Exercise goal: Quote all lines below exactly. Images stay out.

Stored data:

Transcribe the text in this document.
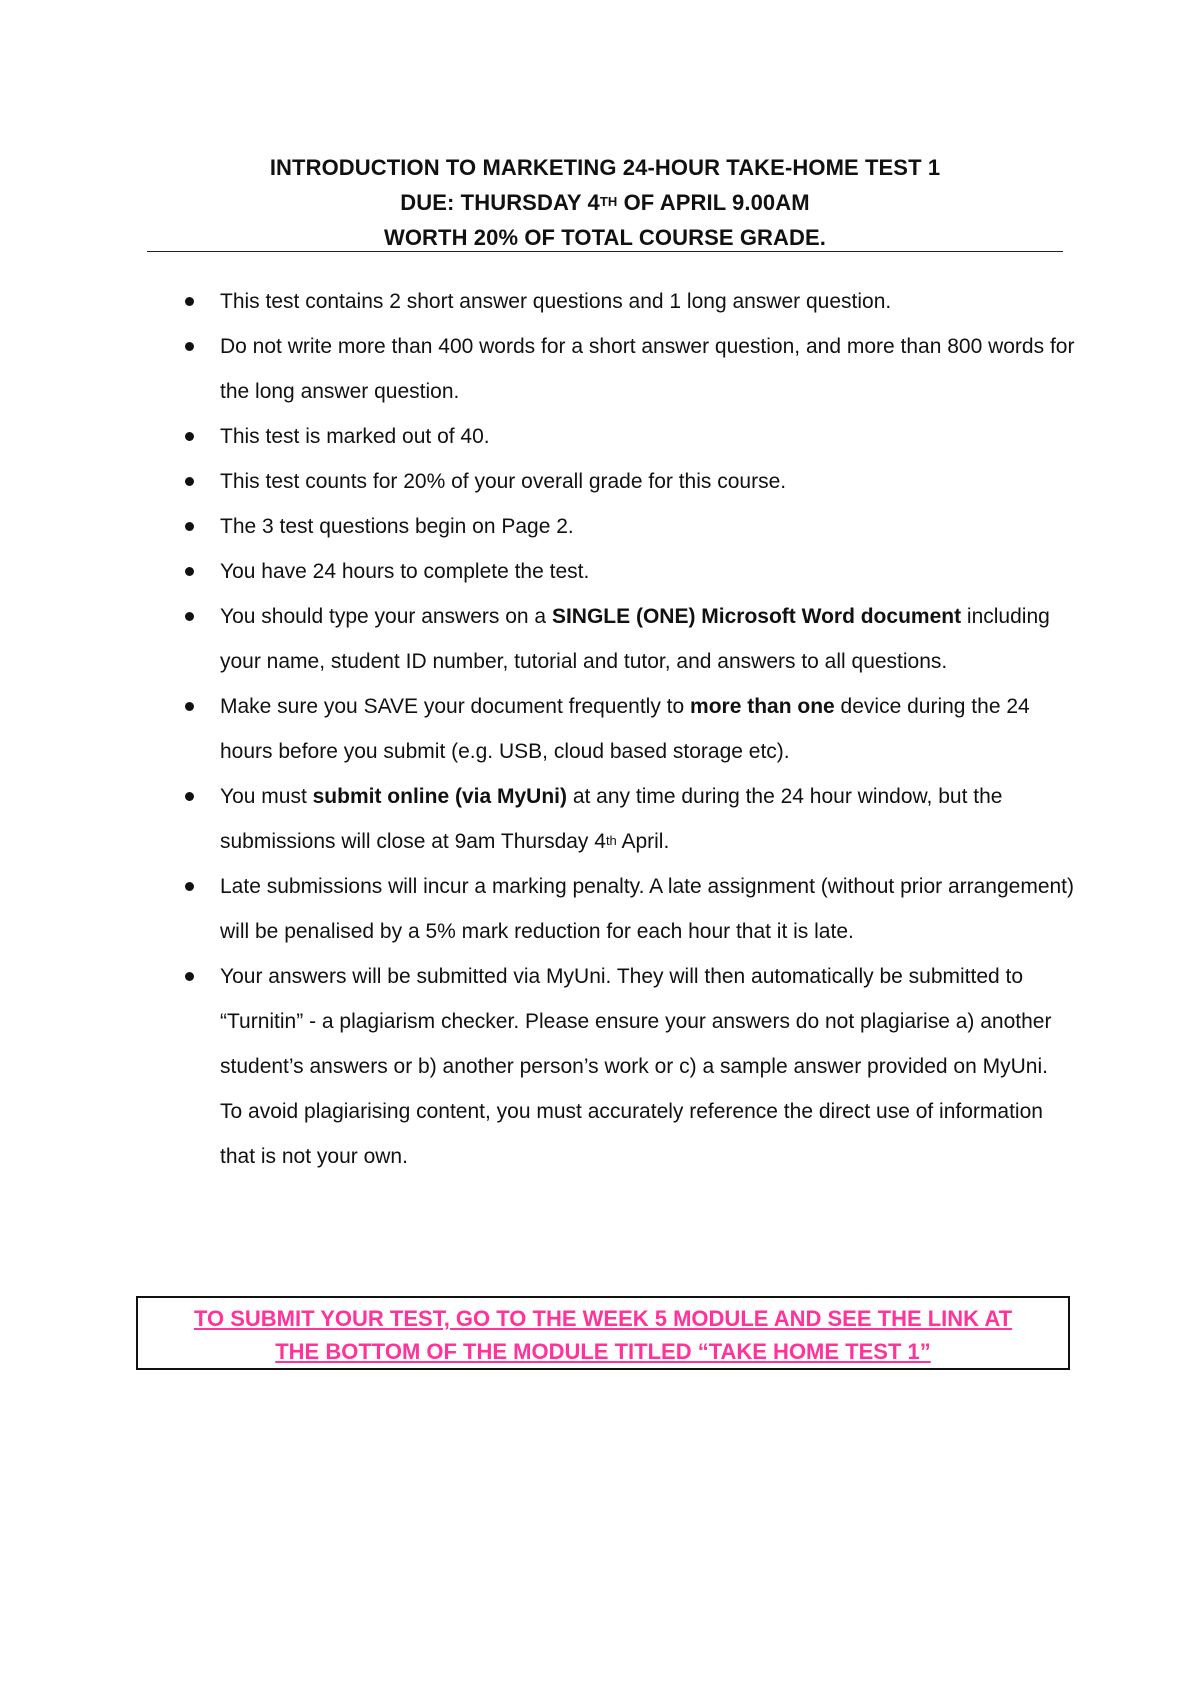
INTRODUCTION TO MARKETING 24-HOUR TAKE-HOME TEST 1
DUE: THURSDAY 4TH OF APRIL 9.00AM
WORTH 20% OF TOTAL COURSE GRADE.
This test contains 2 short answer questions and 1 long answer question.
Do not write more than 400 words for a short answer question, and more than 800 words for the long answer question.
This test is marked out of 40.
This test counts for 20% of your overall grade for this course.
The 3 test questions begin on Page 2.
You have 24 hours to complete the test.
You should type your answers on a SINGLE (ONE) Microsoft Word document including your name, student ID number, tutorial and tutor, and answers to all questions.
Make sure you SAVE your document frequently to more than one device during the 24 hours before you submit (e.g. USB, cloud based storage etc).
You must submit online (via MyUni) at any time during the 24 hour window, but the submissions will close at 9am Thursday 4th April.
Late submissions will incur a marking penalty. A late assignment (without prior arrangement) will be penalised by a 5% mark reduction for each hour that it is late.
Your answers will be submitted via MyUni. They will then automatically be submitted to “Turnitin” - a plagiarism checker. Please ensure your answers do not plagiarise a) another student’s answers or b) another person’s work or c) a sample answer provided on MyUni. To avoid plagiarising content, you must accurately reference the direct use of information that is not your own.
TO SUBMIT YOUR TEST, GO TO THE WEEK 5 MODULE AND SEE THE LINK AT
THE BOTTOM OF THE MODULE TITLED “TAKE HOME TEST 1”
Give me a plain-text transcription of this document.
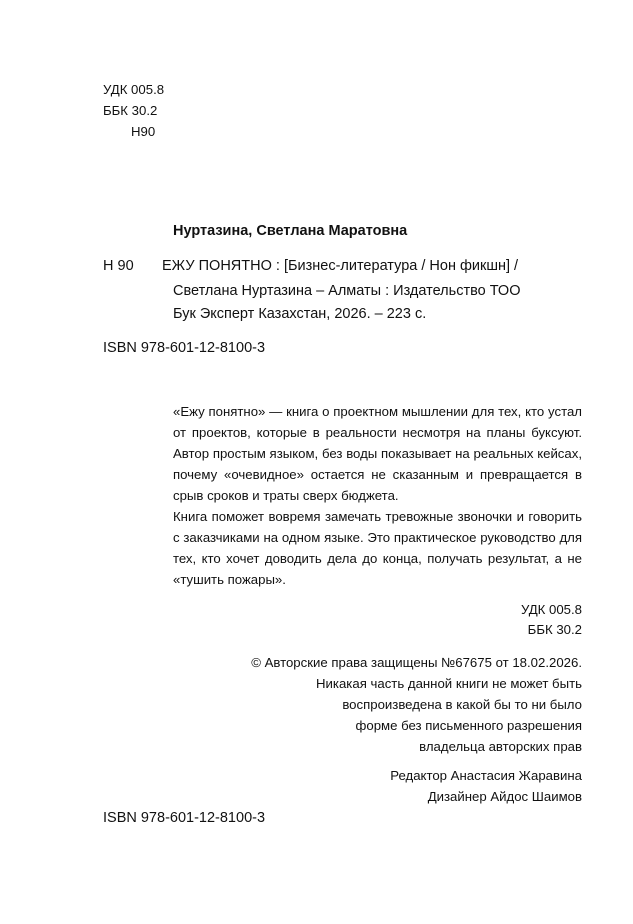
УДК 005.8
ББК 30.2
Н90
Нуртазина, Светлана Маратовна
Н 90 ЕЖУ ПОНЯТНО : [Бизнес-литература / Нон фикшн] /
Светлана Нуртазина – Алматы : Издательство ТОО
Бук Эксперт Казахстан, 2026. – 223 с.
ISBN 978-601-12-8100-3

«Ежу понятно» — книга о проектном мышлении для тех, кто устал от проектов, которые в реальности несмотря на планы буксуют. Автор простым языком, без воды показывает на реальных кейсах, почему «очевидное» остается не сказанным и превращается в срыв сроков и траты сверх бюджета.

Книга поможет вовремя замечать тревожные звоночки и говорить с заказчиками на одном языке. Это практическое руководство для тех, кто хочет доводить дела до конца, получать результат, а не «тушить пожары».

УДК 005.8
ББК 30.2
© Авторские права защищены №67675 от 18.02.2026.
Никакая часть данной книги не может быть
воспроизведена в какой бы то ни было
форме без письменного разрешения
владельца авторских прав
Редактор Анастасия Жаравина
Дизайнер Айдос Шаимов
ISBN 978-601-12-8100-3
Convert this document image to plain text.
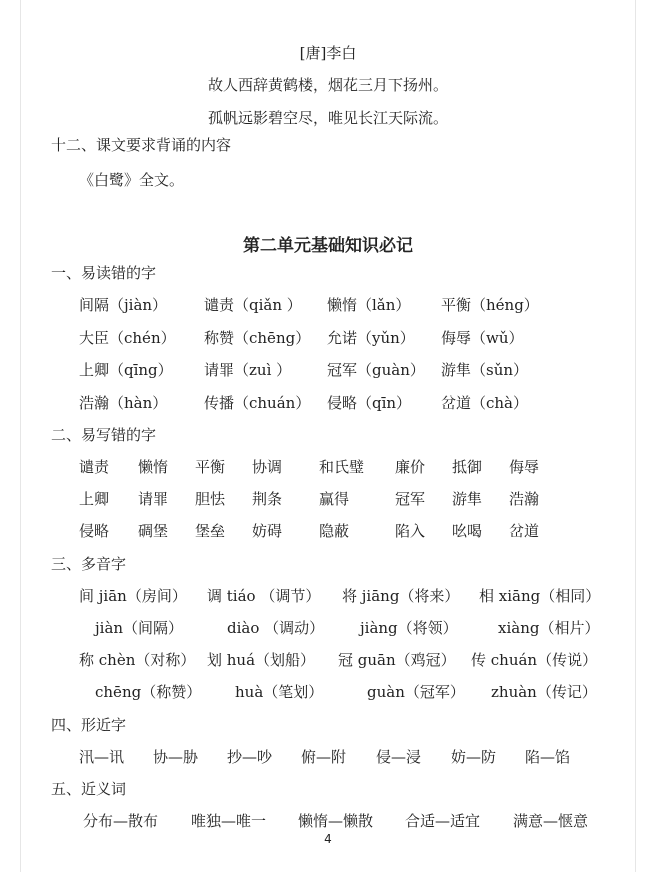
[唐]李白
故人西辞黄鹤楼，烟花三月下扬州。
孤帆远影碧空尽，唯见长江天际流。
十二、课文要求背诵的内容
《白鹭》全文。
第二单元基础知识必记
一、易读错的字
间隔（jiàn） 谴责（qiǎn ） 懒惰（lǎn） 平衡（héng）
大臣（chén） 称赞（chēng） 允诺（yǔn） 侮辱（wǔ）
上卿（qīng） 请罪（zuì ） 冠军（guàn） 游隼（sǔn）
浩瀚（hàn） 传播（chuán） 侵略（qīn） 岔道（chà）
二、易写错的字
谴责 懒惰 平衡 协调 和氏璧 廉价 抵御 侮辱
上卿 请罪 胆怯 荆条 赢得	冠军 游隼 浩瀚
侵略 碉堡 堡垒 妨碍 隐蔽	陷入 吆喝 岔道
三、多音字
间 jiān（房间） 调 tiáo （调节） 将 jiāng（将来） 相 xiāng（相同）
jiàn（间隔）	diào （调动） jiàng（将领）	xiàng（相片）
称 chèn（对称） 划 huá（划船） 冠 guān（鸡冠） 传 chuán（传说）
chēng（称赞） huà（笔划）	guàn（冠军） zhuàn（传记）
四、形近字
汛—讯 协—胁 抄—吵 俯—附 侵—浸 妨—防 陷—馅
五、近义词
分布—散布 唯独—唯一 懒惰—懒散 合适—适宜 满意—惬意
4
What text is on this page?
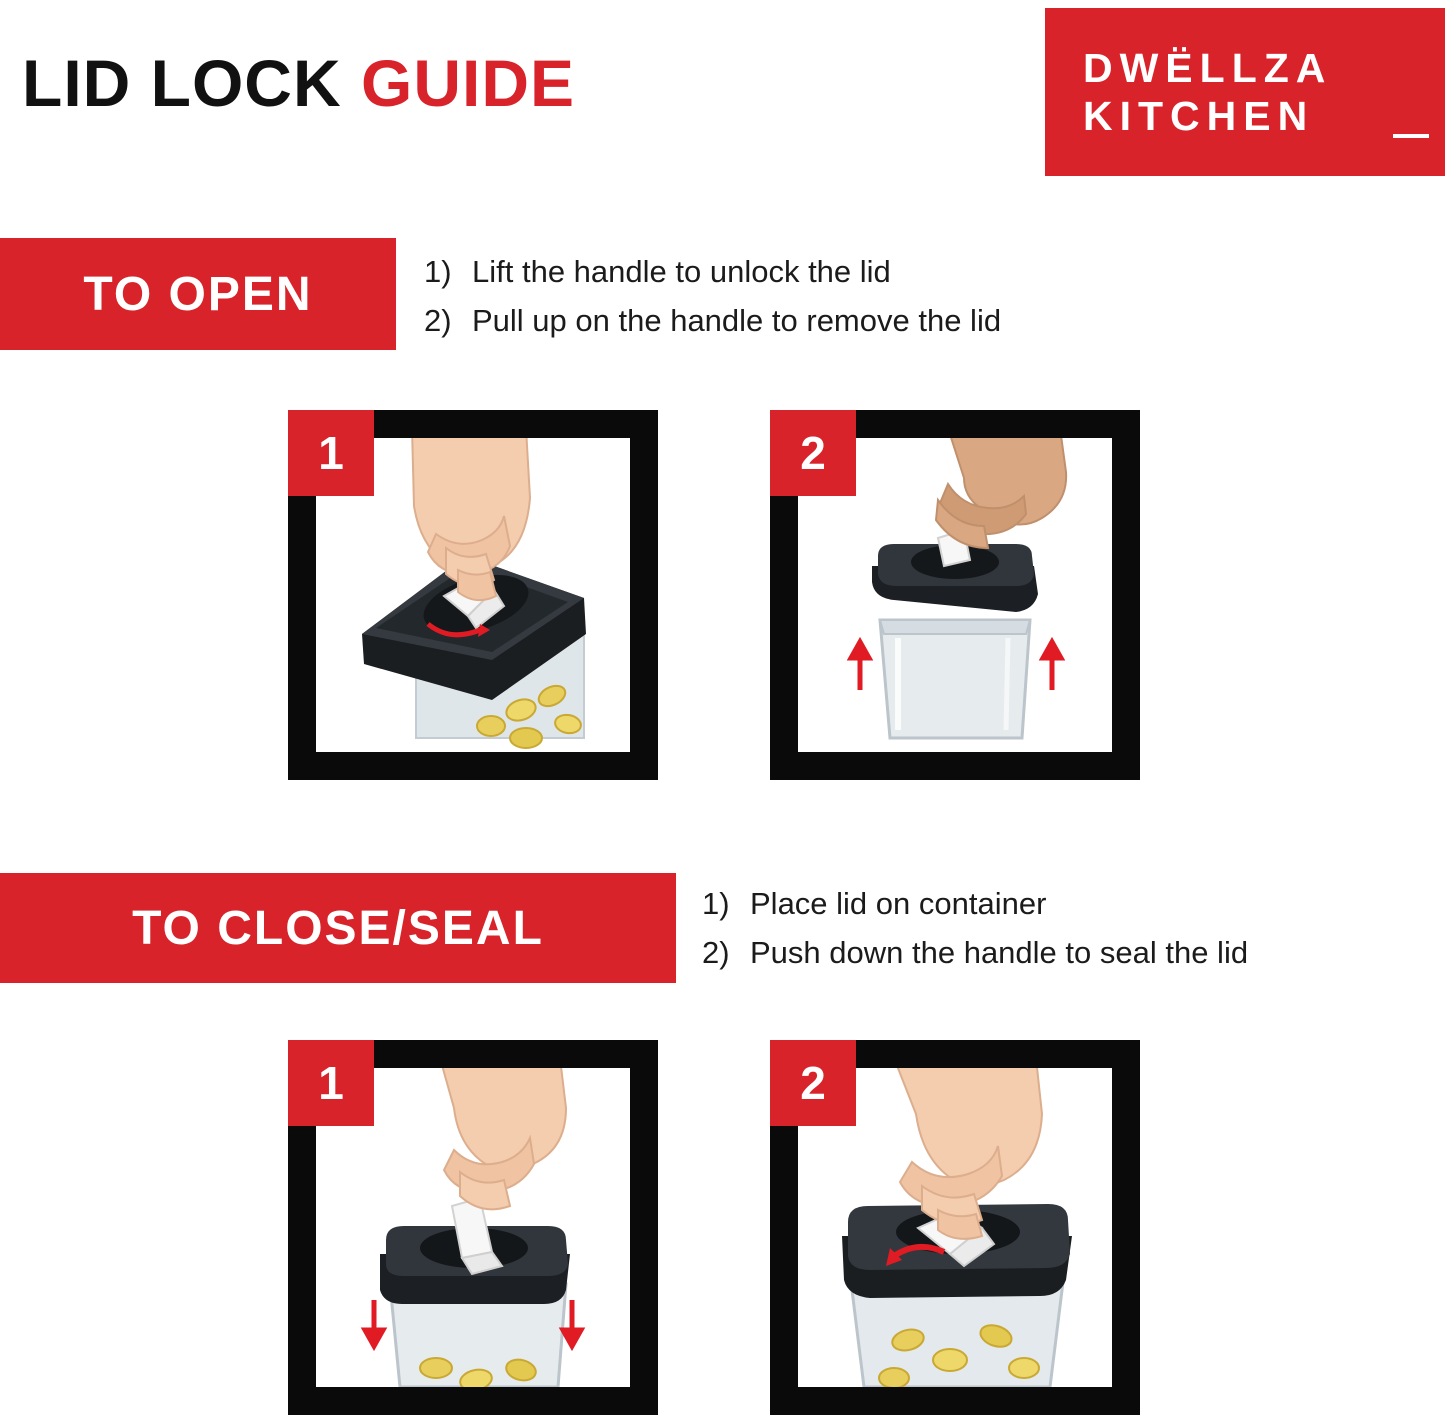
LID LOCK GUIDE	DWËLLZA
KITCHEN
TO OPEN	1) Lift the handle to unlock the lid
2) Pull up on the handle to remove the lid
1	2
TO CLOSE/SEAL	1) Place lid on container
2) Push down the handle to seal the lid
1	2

Complete answer:
Transcribe the text in this document.
INTRODUCTION TO MARKETING 24-HOUR TAKE-HOME TEST 1
DUE: THURSDAY 4TH OF APRIL 9.00AM
WORTH 20% OF TOTAL COURSE GRADE.
This test contains 2 short answer questions and 1 long answer question.
Do not write more than 400 words for a short answer question, and more than 800 words for the long answer question.
This test is marked out of 40.
This test counts for 20% of your overall grade for this course.
The 3 test questions begin on Page 2.
You have 24 hours to complete the test.
You should type your answers on a SINGLE (ONE) Microsoft Word document including your name, student ID number, tutorial and tutor, and answers to all questions.
Make sure you SAVE your document frequently to more than one device during the 24 hours before you submit (e.g. USB, cloud based storage etc).
You must submit online (via MyUni) at any time during the 24 hour window, but the submissions will close at 9am Thursday 4th April.
Late submissions will incur a marking penalty. A late assignment (without prior arrangement) will be penalised by a 5% mark reduction for each hour that it is late.
Your answers will be submitted via MyUni. They will then automatically be submitted to “Turnitin” - a plagiarism checker. Please ensure your answers do not plagiarise a) another student’s answers or b) another person’s work or c) a sample answer provided on MyUni. To avoid plagiarising content, you must accurately reference the direct use of information that is not your own.
TO SUBMIT YOUR TEST, GO TO THE WEEK 5 MODULE AND SEE THE LINK AT
THE BOTTOM OF THE MODULE TITLED “TAKE HOME TEST 1”
Give me a plain-text transcription of this document.
УДК 005.8
ББК 30.2
Н90
Нуртазина, Светлана Маратовна
Н 90 ЕЖУ ПОНЯТНО : [Бизнес-литература / Нон фикшн] /
Светлана Нуртазина – Алматы : Издательство ТОО
Бук Эксперт Казахстан, 2026. – 223 с.
ISBN 978-601-12-8100-3

«Ежу понятно» — книга о проектном мышлении для тех, кто устал от проектов, которые в реальности несмотря на планы буксуют. Автор простым языком, без воды показывает на реальных кейсах, почему «очевидное» остается не сказанным и превращается в срыв сроков и траты сверх бюджета.

Книга поможет вовремя замечать тревожные звоночки и говорить с заказчиками на одном языке. Это практическое руководство для тех, кто хочет доводить дела до конца, получать результат, а не «тушить пожары».

УДК 005.8
ББК 30.2
© Авторские права защищены №67675 от 18.02.2026.
Никакая часть данной книги не может быть
воспроизведена в какой бы то ни было
форме без письменного разрешения
владельца авторских прав
Редактор Анастасия Жаравина
Дизайнер Айдос Шаимов
ISBN 978-601-12-8100-3
Convert this document image to plain text.
[唐]李白
故人西辞黄鹤楼，烟花三月下扬州。
孤帆远影碧空尽，唯见长江天际流。
十二、课文要求背诵的内容
《白鹭》全文。
第二单元基础知识必记
一、易读错的字
间隔（jiàn） 谴责（qiǎn ） 懒惰（lǎn） 平衡（héng）
大臣（chén） 称赞（chēng） 允诺（yǔn） 侮辱（wǔ）
上卿（qīng） 请罪（zuì ） 冠军（guàn） 游隼（sǔn）
浩瀚（hàn） 传播（chuán） 侵略（qīn） 岔道（chà）
二、易写错的字
谴责 懒惰 平衡 协调 和氏璧 廉价 抵御 侮辱
上卿 请罪 胆怯 荆条 赢得	冠军 游隼 浩瀚
侵略 碉堡 堡垒 妨碍 隐蔽	陷入 吆喝 岔道
三、多音字
间 jiān（房间） 调 tiáo （调节） 将 jiāng（将来） 相 xiāng（相同）
jiàn（间隔）	diào （调动） jiàng（将领）	xiàng（相片）
称 chèn（对称） 划 huá（划船） 冠 guān（鸡冠） 传 chuán（传说）
chēng（称赞） huà（笔划）	guàn（冠军） zhuàn（传记）
四、形近字
汛—讯 协—胁 抄—吵 俯—附 侵—浸 妨—防 陷—馅
五、近义词
分布—散布 唯独—唯一 懒惰—懒散 合适—适宜 满意—惬意
4
What text is on this page?
LID LOCK GUIDE	DWËLLZA
KITCHEN
TO OPEN	1) Lift the handle to unlock the lid
2) Pull up on the handle to remove the lid
1	2
TO CLOSE/SEAL	1) Place lid on container
2) Push down the handle to seal the lid
1	2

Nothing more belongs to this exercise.